Rewrite the records, substituting "executor-text" for each occurrence of "executor-line" and leaving every other character unchanged.

* * * * * * *

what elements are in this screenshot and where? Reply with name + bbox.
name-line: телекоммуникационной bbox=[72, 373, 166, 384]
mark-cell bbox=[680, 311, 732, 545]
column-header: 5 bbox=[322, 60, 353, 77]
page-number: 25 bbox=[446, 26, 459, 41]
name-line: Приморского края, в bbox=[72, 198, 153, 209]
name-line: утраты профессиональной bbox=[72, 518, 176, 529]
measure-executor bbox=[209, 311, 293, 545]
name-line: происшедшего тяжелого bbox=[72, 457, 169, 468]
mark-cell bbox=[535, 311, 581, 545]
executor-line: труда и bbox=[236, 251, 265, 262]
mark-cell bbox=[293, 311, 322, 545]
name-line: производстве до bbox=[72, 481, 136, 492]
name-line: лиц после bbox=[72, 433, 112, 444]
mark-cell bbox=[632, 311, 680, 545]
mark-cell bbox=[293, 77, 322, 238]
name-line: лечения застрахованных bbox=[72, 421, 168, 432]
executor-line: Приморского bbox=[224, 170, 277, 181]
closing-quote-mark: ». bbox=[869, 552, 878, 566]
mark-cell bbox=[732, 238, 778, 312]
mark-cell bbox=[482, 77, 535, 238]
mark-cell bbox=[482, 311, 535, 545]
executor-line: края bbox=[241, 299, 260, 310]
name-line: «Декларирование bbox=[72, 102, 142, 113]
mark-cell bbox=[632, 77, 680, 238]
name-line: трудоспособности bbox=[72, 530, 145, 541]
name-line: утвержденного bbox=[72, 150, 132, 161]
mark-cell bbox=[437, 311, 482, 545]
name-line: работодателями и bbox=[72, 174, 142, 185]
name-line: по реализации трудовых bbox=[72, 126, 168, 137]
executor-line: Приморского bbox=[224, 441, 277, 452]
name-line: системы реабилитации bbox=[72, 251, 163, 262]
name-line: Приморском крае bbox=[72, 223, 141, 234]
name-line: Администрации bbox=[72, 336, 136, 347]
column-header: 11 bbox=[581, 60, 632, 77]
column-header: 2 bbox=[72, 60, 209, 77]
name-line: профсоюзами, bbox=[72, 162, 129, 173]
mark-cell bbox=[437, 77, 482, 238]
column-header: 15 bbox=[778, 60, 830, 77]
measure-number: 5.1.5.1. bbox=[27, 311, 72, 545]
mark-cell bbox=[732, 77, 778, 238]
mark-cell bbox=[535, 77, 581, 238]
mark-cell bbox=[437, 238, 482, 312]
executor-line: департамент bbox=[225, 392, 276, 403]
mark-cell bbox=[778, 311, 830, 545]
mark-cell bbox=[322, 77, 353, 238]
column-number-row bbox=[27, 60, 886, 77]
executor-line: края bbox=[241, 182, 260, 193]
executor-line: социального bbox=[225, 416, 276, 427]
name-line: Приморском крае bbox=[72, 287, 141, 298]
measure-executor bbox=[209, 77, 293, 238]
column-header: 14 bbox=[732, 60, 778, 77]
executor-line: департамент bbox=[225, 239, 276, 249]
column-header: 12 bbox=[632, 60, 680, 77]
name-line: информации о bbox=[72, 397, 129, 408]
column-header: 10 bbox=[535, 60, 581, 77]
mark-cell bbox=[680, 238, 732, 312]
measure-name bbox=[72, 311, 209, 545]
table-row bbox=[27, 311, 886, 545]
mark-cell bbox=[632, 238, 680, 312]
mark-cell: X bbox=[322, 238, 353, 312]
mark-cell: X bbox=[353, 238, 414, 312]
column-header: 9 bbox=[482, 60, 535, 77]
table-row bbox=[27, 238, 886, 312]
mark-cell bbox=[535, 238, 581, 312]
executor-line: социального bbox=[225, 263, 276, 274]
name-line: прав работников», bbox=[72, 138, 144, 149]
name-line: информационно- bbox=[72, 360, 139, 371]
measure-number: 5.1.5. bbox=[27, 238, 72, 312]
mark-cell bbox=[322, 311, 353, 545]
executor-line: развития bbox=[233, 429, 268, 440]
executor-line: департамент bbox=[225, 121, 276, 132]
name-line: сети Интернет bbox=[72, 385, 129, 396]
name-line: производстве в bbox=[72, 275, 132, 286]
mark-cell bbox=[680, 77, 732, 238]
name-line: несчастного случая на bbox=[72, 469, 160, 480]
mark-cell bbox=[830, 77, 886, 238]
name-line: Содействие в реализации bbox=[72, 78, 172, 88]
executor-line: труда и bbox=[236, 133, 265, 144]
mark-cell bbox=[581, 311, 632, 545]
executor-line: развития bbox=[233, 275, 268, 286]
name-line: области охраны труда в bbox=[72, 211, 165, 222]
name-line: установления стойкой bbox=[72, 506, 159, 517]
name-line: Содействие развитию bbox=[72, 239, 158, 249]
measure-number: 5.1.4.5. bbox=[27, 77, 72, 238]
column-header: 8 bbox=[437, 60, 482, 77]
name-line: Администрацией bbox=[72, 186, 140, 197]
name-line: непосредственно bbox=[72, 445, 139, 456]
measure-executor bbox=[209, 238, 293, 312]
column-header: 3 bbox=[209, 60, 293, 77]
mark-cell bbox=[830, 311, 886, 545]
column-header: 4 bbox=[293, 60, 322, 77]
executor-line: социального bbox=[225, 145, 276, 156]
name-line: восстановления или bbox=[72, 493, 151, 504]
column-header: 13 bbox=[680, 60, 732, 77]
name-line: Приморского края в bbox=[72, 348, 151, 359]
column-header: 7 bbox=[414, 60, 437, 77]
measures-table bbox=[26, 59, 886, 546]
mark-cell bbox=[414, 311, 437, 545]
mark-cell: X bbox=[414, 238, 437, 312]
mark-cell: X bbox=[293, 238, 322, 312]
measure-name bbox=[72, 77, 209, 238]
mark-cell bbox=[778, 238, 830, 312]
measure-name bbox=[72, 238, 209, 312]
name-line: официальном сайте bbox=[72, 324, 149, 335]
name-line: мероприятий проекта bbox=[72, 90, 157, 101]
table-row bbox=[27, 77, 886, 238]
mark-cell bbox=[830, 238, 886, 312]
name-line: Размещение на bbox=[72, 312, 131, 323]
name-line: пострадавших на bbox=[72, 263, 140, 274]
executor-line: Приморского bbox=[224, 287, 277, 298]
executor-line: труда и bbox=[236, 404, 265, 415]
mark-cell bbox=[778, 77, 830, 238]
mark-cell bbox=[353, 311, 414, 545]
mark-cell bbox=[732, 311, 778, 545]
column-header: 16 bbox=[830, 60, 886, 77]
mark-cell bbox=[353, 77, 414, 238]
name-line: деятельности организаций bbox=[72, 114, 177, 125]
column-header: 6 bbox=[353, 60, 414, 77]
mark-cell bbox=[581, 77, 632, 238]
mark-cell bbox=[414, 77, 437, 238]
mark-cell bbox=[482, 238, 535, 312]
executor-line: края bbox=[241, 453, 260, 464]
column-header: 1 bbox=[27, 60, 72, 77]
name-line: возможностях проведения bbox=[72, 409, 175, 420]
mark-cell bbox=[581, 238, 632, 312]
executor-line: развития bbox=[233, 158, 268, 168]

* * * * * * *

_THE ANSWER_
what elements are in this screenshot and where? Reply with name + bbox.
name-line: телекоммуникационной bbox=[72, 373, 166, 384]
mark-cell bbox=[680, 311, 732, 545]
column-header: 5 bbox=[322, 60, 353, 77]
page-number: 25 bbox=[446, 26, 459, 41]
name-line: Приморского края, в bbox=[72, 198, 153, 209]
name-line: утраты профессиональной bbox=[72, 518, 176, 529]
measure-executor bbox=[209, 311, 293, 545]
name-line: происшедшего тяжелого bbox=[72, 457, 169, 468]
mark-cell bbox=[535, 311, 581, 545]
executor-text: труда и bbox=[236, 251, 265, 262]
mark-cell bbox=[293, 311, 322, 545]
name-line: производстве до bbox=[72, 481, 136, 492]
name-line: лиц после bbox=[72, 433, 112, 444]
mark-cell bbox=[632, 311, 680, 545]
mark-cell bbox=[293, 77, 322, 238]
name-line: лечения застрахованных bbox=[72, 421, 168, 432]
executor-text: Приморского bbox=[224, 170, 277, 181]
closing-quote-mark: ». bbox=[869, 552, 878, 566]
mark-cell bbox=[732, 238, 778, 312]
mark-cell bbox=[482, 77, 535, 238]
mark-cell bbox=[482, 311, 535, 545]
executor-text: края bbox=[241, 299, 260, 310]
name-line: «Декларирование bbox=[72, 102, 142, 113]
mark-cell bbox=[632, 77, 680, 238]
name-line: трудоспособности bbox=[72, 530, 145, 541]
name-line: утвержденного bbox=[72, 150, 132, 161]
mark-cell bbox=[437, 311, 482, 545]
name-line: работодателями и bbox=[72, 174, 142, 185]
name-line: по реализации трудовых bbox=[72, 126, 168, 137]
executor-text: Приморского bbox=[224, 441, 277, 452]
name-line: системы реабилитации bbox=[72, 251, 163, 262]
name-line: Приморском крае bbox=[72, 223, 141, 234]
name-line: Администрации bbox=[72, 336, 136, 347]
column-header: 11 bbox=[581, 60, 632, 77]
column-header: 2 bbox=[72, 60, 209, 77]
name-line: профсоюзами, bbox=[72, 162, 129, 173]
mark-cell bbox=[437, 77, 482, 238]
column-header: 15 bbox=[778, 60, 830, 77]
measure-number: 5.1.5.1. bbox=[27, 311, 72, 545]
mark-cell bbox=[732, 77, 778, 238]
mark-cell bbox=[535, 77, 581, 238]
mark-cell bbox=[437, 238, 482, 312]
executor-text: департамент bbox=[225, 392, 276, 403]
mark-cell bbox=[778, 311, 830, 545]
mark-cell bbox=[322, 77, 353, 238]
column-number-row bbox=[27, 60, 886, 77]
executor-text: края bbox=[241, 182, 260, 193]
executor-text: социального bbox=[225, 416, 276, 427]
name-line: Приморском крае bbox=[72, 287, 141, 298]
measure-executor bbox=[209, 77, 293, 238]
column-header: 14 bbox=[732, 60, 778, 77]
executor-text: департамент bbox=[225, 239, 276, 249]
column-header: 12 bbox=[632, 60, 680, 77]
name-line: информации о bbox=[72, 397, 129, 408]
column-header: 10 bbox=[535, 60, 581, 77]
mark-cell bbox=[680, 238, 732, 312]
measure-name bbox=[72, 311, 209, 545]
table-row bbox=[27, 311, 886, 545]
mark-cell bbox=[632, 238, 680, 312]
mark-cell: X bbox=[322, 238, 353, 312]
mark-cell: X bbox=[353, 238, 414, 312]
column-header: 9 bbox=[482, 60, 535, 77]
table-row bbox=[27, 238, 886, 312]
mark-cell bbox=[535, 238, 581, 312]
executor-text: социального bbox=[225, 263, 276, 274]
name-line: прав работников», bbox=[72, 138, 144, 149]
name-line: информационно- bbox=[72, 360, 139, 371]
measure-number: 5.1.5. bbox=[27, 238, 72, 312]
mark-cell bbox=[322, 311, 353, 545]
executor-text: развития bbox=[233, 429, 268, 440]
executor-text: департамент bbox=[225, 121, 276, 132]
name-line: сети Интернет bbox=[72, 385, 129, 396]
name-line: производстве в bbox=[72, 275, 132, 286]
mark-cell bbox=[680, 77, 732, 238]
name-line: несчастного случая на bbox=[72, 469, 160, 480]
mark-cell bbox=[830, 77, 886, 238]
name-line: Содействие в реализации bbox=[72, 78, 172, 88]
executor-text: труда и bbox=[236, 133, 265, 144]
mark-cell bbox=[581, 311, 632, 545]
executor-text: развития bbox=[233, 275, 268, 286]
name-line: области охраны труда в bbox=[72, 211, 165, 222]
name-line: установления стойкой bbox=[72, 506, 159, 517]
name-line: Содействие развитию bbox=[72, 239, 158, 249]
measure-number: 5.1.4.5. bbox=[27, 77, 72, 238]
column-header: 8 bbox=[437, 60, 482, 77]
name-line: Администрацией bbox=[72, 186, 140, 197]
name-line: непосредственно bbox=[72, 445, 139, 456]
measure-executor bbox=[209, 238, 293, 312]
column-header: 3 bbox=[209, 60, 293, 77]
mark-cell bbox=[830, 311, 886, 545]
column-header: 4 bbox=[293, 60, 322, 77]
executor-text: социального bbox=[225, 145, 276, 156]
name-line: восстановления или bbox=[72, 493, 151, 504]
column-header: 13 bbox=[680, 60, 732, 77]
name-line: Приморского края в bbox=[72, 348, 151, 359]
column-header: 7 bbox=[414, 60, 437, 77]
measures-table bbox=[26, 59, 886, 546]
mark-cell bbox=[414, 311, 437, 545]
mark-cell: X bbox=[414, 238, 437, 312]
mark-cell: X bbox=[293, 238, 322, 312]
measure-name bbox=[72, 77, 209, 238]
mark-cell bbox=[778, 238, 830, 312]
measure-name bbox=[72, 238, 209, 312]
name-line: официальном сайте bbox=[72, 324, 149, 335]
name-line: мероприятий проекта bbox=[72, 90, 157, 101]
table-row bbox=[27, 77, 886, 238]
mark-cell bbox=[830, 238, 886, 312]
name-line: Размещение на bbox=[72, 312, 131, 323]
name-line: пострадавших на bbox=[72, 263, 140, 274]
executor-text: Приморского bbox=[224, 287, 277, 298]
executor-text: труда и bbox=[236, 404, 265, 415]
mark-cell bbox=[778, 77, 830, 238]
mark-cell bbox=[353, 311, 414, 545]
mark-cell bbox=[732, 311, 778, 545]
column-header: 16 bbox=[830, 60, 886, 77]
mark-cell bbox=[353, 77, 414, 238]
name-line: деятельности организаций bbox=[72, 114, 177, 125]
column-header: 6 bbox=[353, 60, 414, 77]
mark-cell bbox=[581, 77, 632, 238]
mark-cell bbox=[414, 77, 437, 238]
mark-cell bbox=[482, 238, 535, 312]
executor-text: края bbox=[241, 453, 260, 464]
column-header: 1 bbox=[27, 60, 72, 77]
name-line: возможностях проведения bbox=[72, 409, 175, 420]
mark-cell bbox=[581, 238, 632, 312]
executor-text: развития bbox=[233, 158, 268, 168]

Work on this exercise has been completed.